- **Exercise aim**: Restate each entry word for word, leaving nothing out.

Data listing:

'''

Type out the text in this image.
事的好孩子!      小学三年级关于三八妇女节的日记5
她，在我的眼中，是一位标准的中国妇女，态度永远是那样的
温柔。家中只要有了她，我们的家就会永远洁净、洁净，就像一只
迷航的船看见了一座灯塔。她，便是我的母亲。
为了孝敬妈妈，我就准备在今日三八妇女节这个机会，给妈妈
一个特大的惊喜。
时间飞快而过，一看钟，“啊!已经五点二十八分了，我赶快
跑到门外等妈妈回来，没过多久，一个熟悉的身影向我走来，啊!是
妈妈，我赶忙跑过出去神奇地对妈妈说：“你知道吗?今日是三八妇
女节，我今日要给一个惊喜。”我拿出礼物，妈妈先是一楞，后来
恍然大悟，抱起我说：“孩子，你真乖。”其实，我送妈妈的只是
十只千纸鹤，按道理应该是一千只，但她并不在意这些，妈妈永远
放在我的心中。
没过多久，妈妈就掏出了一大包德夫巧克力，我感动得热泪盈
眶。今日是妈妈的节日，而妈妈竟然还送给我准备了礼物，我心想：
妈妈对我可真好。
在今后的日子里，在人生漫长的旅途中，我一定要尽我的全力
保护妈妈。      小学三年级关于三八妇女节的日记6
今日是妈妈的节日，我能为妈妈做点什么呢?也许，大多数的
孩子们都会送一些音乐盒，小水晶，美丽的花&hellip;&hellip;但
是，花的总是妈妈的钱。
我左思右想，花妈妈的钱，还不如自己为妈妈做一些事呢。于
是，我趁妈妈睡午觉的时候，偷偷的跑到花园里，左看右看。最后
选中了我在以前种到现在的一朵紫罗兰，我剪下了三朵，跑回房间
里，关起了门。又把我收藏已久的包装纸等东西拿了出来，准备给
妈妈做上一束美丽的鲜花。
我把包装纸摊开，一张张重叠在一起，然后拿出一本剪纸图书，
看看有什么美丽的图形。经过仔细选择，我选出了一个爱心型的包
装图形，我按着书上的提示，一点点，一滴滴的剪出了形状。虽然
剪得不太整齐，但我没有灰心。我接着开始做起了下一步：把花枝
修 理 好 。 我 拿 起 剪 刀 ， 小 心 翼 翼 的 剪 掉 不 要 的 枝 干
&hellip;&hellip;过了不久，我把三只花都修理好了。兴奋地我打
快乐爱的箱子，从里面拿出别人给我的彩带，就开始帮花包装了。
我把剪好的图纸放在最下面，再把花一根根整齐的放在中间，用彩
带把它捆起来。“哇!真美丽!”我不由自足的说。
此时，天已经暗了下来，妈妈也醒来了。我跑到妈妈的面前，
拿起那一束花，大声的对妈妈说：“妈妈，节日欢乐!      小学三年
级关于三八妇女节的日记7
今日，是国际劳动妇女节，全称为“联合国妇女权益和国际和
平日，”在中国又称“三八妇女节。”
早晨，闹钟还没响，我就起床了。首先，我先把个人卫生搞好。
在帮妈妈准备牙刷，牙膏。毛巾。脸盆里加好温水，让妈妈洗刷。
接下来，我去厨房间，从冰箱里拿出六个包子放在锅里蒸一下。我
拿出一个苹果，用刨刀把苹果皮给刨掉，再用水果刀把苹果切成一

'''

- **Answer for this exercise**:
Type out the text in this image.
事的好孩子!      小学三年级关于三八妇女节的日记5
她，在我的眼中，是一位标准的中国妇女，态度永远是那样的
温柔。家中只要有了她，我们的家就会永远洁净、洁净，就像一只
迷航的船看见了一座灯塔。她，便是我的母亲。
为了孝敬妈妈，我就准备在今日三八妇女节这个机会，给妈妈
一个特大的惊喜。
时间飞快而过，一看钟，“啊!已经五点二十八分了，我赶快
跑到门外等妈妈回来，没过多久，一个熟悉的身影向我走来，啊!是
妈妈，我赶忙跑过出去神奇地对妈妈说：“你知道吗?今日是三八妇
女节，我今日要给一个惊喜。”我拿出礼物，妈妈先是一楞，后来
恍然大悟，抱起我说：“孩子，你真乖。”其实，我送妈妈的只是
十只千纸鹤，按道理应该是一千只，但她并不在意这些，妈妈永远
放在我的心中。
没过多久，妈妈就掏出了一大包德夫巧克力，我感动得热泪盈
眶。今日是妈妈的节日，而妈妈竟然还送给我准备了礼物，我心想：
妈妈对我可真好。
在今后的日子里，在人生漫长的旅途中，我一定要尽我的全力
保护妈妈。      小学三年级关于三八妇女节的日记6
今日是妈妈的节日，我能为妈妈做点什么呢?也许，大多数的
孩子们都会送一些音乐盒，小水晶，美丽的花&hellip;&hellip;但
是，花的总是妈妈的钱。
我左思右想，花妈妈的钱，还不如自己为妈妈做一些事呢。于
是，我趁妈妈睡午觉的时候，偷偷的跑到花园里，左看右看。最后
选中了我在以前种到现在的一朵紫罗兰，我剪下了三朵，跑回房间
里，关起了门。又把我收藏已久的包装纸等东西拿了出来，准备给
妈妈做上一束美丽的鲜花。
我把包装纸摊开，一张张重叠在一起，然后拿出一本剪纸图书，
看看有什么美丽的图形。经过仔细选择，我选出了一个爱心型的包
装图形，我按着书上的提示，一点点，一滴滴的剪出了形状。虽然
剪得不太整齐，但我没有灰心。我接着开始做起了下一步：把花枝
修 理 好 。 我 拿 起 剪 刀 ， 小 心 翼 翼 的 剪 掉 不 要 的 枝 干
&hellip;&hellip;过了不久，我把三只花都修理好了。兴奋地我打
快乐爱的箱子，从里面拿出别人给我的彩带，就开始帮花包装了。
我把剪好的图纸放在最下面，再把花一根根整齐的放在中间，用彩
带把它捆起来。“哇!真美丽!”我不由自足的说。
此时，天已经暗了下来，妈妈也醒来了。我跑到妈妈的面前，
拿起那一束花，大声的对妈妈说：“妈妈，节日欢乐!      小学三年
级关于三八妇女节的日记7
今日，是国际劳动妇女节，全称为“联合国妇女权益和国际和
平日，”在中国又称“三八妇女节。”
早晨，闹钟还没响，我就起床了。首先，我先把个人卫生搞好。
在帮妈妈准备牙刷，牙膏。毛巾。脸盆里加好温水，让妈妈洗刷。
接下来，我去厨房间，从冰箱里拿出六个包子放在锅里蒸一下。我
拿出一个苹果，用刨刀把苹果皮给刨掉，再用水果刀把苹果切成一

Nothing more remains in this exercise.